→ **PROBLEMS AND TASKS**
1. In the paper review text, rewrite the passage starting at "The paper introduces" and ending at "of state-of-the-art methods.", replacing "random walks" with "graph traversals".
2. Using the paper review text, answer these:
(a) Who is listed as the responsible editor?
(b) On what date was Review #1 submitted?
(c) What recommendation does Review #2 give?

-- BEGIN TEXT --

Robust Named Entity Disambiguation with Random Walks

Tracking #: 1438-2650

Zhaochen Guo
Denilson Barbosa

Responsible editor: 
Harith Alani

Submission type: 
Full Paper
Named Entity Disambiguation is the task of assigning entities from a Knowledge Base to mentions of such entities in a textual document. This article presents two novel approaches guided by a natural notion of semantic similarity for the collective disambiguation of all entities mentioned in a document at the same time. We adopt a unified semantic representation for entities and documents—the probability distribution obtained from a random walk on a subgraph of the knowledge base—as well as lexical and statistical features commonly used for this task. The first approach is an iterative and greedy approximation, while the second is based on learning-to-rank. Our experimental evaluation uses well-known benchmarks as well as new ones introduced here. We justify the need for these new benchmarks, and show that both our methods outperform the previous state-of-the-art by a wide margin.
Full PDF Version: 

Major Revision

Solicited Reviews:
Click to Expand/Collapse
Review #1
Anonymous submitted on 08/Sep/2016
Minor Revision
Review Comment:

The paper presents a new approach based on Random Walk on the problem of Named Entity Disambiguation (NED).
The paper is well written and the methods represented are clear.
However, I have the following notes:
1) The authors mentioned that the Random Walk approach is time consuming. Can you derive the time complexity of your approach? It would be also nice to compare the disambiguation time to the other approaches.
2) The paper mainly discusses a (Robust) approach for NED. Robustness is proved by using different datasets and by introducing a new datasets in which mention in the documents that vary in their difficulty level. However, still all the used benchmarks represent documents from almost the same domain which is the news articles domain. How about robustness across different domains and with a different style of writing like Tweets? There are many datasets available in series of challenges introduced by workshops like (Making Sense of Microposts (#Microposts)), and (Noisy User-generated Text (W-NUT)). It would be a great addition to the paper to show the robustness of the proposed approach on such datasets.

Review #2
By Ziqi Zhang submitted on 09/Sep/2016
Major Revision
Review Comment:

The paper introduces a named entity disambiguation/linking method based on random walks. NED/NEL is a very relevant task to the Semantic Web community and certainly a very challenging one. Despite a plethora of studies carried out in the recent years, there remains some issues to be addressed. For example, as the authors pointed out, previous benchmark datasets could be biased to 'easy' tasks, hence it is extremely valuable that the authors developed a new dataset in a controlled way and used it to evaluate a wide range of state-of-the-art methods.

-- END TEXT --
-- BEGIN RECORDED DATA --

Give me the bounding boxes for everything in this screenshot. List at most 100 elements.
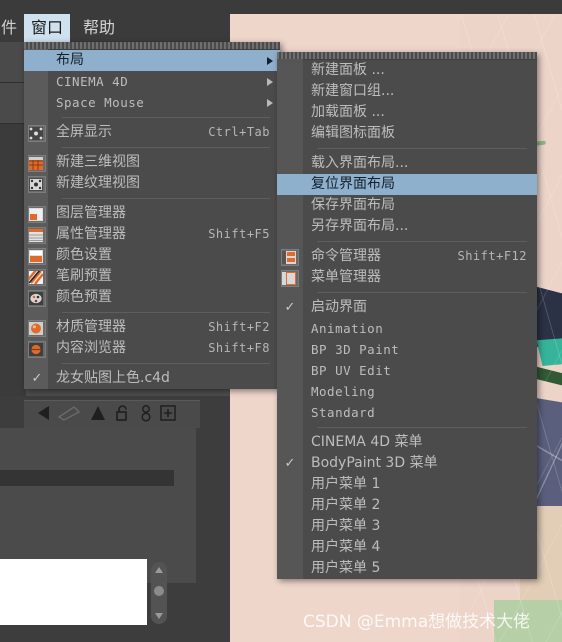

-- END RECORDED DATA --

→ **ANSWERS TO THE PROBLEMS**
1.
The paper introduces a named entity disambiguation/linking method based on graph traversals. NED/NEL is a very relevant task to the Semantic Web community and certainly a very challenging one. Despite a plethora of studies carried out in the recent years, there remains some issues to be addressed. For example, as the authors pointed out, previous benchmark datasets could be biased to 'easy' tasks, hence it is extremely valuable that the authors developed a new dataset in a controlled way and used it to evaluate a wide range of state-of-the-art methods.

2.
(a) Harith Alani
(b) 08/Sep/2016
(c) Major Revision